Records contained in a dataset

=== Begin Enclosure ===

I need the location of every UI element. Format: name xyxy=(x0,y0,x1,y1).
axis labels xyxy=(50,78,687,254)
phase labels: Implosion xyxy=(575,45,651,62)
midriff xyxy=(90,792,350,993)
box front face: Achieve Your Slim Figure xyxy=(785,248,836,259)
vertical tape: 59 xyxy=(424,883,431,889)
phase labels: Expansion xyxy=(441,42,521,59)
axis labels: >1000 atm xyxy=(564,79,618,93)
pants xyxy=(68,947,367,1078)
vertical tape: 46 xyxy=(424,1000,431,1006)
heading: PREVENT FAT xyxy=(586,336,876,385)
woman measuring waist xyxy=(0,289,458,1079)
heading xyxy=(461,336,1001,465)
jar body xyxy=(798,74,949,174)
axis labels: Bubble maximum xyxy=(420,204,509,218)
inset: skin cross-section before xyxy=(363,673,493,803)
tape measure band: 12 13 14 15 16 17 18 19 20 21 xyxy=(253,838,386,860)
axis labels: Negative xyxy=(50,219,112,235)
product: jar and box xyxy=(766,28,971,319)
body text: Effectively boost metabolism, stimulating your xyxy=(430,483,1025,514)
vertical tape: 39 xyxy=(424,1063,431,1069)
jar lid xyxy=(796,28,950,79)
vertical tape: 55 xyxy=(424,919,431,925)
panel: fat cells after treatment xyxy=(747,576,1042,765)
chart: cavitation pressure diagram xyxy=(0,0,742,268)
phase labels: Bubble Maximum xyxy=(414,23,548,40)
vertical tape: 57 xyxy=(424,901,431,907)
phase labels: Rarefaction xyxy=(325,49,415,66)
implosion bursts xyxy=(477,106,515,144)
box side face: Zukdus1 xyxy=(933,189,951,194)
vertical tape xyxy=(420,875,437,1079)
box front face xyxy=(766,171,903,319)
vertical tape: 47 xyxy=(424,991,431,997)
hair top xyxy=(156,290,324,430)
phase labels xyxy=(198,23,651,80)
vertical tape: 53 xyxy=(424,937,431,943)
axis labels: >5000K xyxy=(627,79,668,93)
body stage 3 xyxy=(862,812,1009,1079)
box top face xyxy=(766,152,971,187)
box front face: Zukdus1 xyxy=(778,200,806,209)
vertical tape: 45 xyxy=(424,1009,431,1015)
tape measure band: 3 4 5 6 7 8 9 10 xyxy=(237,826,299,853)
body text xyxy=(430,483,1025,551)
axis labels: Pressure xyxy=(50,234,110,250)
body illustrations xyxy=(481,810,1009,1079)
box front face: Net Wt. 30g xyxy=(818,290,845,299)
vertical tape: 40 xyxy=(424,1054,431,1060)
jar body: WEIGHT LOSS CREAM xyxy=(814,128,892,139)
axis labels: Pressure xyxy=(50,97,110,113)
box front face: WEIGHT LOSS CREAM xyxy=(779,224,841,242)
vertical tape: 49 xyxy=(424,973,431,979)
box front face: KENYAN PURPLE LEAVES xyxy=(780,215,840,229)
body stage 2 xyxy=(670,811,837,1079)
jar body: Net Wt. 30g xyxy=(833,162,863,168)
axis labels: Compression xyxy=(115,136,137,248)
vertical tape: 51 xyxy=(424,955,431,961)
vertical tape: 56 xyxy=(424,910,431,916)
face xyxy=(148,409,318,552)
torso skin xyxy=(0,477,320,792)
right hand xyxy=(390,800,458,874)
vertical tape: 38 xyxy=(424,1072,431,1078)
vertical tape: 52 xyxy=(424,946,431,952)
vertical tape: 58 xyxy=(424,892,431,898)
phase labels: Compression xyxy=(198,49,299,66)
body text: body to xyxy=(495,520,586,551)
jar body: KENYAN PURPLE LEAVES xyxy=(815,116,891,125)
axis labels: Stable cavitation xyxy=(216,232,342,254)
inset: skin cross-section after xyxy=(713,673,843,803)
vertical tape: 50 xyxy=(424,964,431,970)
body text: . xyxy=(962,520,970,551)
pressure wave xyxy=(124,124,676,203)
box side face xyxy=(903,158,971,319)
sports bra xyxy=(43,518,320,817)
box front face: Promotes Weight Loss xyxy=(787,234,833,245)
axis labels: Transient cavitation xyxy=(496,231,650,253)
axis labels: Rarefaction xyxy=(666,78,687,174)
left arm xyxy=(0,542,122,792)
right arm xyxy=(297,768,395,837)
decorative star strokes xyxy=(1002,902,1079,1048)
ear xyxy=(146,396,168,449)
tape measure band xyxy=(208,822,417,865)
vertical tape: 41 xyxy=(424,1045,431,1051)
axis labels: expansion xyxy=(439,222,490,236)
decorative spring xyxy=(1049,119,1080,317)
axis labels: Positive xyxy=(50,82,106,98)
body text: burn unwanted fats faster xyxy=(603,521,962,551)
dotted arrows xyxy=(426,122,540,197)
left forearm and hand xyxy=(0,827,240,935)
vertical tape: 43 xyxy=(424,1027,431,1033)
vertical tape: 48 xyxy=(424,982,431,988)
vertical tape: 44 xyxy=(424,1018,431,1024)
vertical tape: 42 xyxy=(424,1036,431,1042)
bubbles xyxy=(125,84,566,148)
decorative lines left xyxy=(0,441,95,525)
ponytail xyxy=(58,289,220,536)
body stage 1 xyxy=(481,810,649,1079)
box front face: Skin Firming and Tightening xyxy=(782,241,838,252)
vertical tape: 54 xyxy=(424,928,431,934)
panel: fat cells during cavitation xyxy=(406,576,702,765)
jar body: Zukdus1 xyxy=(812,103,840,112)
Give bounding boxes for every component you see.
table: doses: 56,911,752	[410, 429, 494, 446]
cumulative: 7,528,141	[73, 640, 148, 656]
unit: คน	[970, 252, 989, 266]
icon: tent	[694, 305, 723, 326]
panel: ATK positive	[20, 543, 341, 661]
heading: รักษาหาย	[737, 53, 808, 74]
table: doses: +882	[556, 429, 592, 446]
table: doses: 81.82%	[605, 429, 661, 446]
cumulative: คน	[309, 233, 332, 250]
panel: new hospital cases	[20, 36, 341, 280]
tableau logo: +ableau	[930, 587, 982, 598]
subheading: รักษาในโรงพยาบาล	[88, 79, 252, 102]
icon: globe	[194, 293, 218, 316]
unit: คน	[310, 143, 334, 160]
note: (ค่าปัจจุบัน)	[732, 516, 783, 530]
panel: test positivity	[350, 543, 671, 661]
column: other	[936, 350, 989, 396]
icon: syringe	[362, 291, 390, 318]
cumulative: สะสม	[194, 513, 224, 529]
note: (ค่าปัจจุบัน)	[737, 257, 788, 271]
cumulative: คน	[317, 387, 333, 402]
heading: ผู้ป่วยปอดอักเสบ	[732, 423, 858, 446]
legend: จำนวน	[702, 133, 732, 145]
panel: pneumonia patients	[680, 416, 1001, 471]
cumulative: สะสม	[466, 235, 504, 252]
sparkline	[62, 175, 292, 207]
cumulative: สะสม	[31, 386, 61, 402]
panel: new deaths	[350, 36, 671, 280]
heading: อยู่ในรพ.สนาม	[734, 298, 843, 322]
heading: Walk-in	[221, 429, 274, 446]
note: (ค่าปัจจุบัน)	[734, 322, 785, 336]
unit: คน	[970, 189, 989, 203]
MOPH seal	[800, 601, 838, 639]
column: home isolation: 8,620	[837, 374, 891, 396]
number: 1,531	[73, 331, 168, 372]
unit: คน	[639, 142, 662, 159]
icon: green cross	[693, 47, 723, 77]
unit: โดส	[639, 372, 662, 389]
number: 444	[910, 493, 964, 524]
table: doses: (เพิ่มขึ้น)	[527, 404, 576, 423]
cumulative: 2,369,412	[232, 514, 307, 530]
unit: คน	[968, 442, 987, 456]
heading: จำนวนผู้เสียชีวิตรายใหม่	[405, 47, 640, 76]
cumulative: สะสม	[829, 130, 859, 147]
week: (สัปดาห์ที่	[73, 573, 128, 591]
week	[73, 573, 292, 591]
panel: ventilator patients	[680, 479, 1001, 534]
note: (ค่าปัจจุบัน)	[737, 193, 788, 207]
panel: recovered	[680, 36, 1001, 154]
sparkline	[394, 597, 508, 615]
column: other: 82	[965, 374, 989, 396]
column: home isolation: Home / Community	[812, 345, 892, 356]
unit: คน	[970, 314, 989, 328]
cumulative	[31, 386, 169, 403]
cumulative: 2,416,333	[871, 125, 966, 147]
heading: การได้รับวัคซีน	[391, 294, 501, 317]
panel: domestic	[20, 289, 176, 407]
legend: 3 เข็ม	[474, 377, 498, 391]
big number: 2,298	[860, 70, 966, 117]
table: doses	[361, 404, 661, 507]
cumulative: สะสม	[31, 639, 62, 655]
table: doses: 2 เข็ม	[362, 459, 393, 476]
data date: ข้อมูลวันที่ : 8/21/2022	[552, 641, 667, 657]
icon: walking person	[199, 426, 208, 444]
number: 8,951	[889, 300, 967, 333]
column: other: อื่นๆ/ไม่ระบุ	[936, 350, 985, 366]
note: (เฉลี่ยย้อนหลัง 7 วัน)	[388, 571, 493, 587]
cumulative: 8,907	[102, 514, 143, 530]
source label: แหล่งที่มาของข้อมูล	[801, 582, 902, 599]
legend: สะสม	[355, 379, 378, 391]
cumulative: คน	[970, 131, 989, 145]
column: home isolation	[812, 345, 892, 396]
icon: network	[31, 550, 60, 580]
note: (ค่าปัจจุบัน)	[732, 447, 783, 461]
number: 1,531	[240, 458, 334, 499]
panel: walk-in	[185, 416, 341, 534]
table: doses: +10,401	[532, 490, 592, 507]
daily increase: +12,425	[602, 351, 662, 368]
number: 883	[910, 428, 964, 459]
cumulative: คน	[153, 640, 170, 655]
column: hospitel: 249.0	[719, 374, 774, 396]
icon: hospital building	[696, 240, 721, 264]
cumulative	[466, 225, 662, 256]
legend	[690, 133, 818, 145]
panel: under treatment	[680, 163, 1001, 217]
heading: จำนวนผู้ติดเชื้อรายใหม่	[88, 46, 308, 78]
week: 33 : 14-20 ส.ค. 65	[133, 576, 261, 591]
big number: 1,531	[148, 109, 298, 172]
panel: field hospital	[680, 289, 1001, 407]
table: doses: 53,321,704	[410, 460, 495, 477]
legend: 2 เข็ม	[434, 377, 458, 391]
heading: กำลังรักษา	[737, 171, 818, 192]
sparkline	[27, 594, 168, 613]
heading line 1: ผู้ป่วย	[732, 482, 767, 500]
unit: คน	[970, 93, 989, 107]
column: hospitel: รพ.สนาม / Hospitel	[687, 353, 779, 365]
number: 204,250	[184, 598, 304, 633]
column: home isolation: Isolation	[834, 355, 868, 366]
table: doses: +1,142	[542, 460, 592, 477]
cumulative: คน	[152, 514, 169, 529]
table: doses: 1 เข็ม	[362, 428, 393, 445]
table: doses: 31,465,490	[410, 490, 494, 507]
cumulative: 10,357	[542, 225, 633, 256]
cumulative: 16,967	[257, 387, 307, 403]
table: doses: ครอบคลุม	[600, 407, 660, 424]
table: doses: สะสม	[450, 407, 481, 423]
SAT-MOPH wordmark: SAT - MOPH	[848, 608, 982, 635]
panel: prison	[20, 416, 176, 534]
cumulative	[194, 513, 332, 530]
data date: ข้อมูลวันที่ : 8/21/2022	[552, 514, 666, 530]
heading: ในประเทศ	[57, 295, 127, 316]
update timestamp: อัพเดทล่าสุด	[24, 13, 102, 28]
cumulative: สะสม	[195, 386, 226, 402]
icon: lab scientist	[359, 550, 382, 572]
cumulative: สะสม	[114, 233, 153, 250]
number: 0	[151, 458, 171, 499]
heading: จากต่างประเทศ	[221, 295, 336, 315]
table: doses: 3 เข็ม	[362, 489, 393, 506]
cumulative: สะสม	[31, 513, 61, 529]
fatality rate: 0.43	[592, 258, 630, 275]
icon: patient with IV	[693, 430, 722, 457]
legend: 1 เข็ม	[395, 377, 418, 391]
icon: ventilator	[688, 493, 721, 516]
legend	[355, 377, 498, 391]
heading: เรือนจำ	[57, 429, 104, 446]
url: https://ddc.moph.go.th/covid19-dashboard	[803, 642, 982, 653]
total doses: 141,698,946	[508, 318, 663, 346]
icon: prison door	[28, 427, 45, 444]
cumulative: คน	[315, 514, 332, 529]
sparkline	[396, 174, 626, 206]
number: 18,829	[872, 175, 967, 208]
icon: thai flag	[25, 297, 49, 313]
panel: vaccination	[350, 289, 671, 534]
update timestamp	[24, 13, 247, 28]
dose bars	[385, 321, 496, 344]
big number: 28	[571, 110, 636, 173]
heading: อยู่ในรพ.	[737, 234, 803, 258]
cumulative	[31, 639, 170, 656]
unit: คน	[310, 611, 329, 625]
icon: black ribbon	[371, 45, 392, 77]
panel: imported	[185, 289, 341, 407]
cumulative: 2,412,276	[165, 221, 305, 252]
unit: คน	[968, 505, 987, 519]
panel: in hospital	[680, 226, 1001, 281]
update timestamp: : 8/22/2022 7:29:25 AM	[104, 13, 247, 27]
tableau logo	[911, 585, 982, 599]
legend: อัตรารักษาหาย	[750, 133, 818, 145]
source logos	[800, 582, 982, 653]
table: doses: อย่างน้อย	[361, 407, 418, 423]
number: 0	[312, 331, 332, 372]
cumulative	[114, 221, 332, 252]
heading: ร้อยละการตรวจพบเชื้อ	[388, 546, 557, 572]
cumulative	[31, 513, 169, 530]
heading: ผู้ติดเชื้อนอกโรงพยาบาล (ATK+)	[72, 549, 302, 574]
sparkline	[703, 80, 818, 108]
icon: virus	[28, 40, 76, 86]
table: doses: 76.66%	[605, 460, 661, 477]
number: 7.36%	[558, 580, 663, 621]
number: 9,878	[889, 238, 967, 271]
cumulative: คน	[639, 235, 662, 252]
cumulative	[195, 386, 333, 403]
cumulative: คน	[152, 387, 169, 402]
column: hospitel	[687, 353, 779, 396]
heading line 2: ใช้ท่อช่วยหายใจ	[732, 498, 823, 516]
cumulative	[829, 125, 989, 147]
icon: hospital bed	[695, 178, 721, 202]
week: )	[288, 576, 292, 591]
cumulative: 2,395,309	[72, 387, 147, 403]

=== End Enclosure ===

What needs to be done
In the records above, find each line with the word "other" and copy it.

Written answer
column: other	[936, 350, 989, 396]
column: other: 82	[965, 374, 989, 396]
column: other: อื่นๆ/ไม่ระบุ	[936, 350, 985, 366]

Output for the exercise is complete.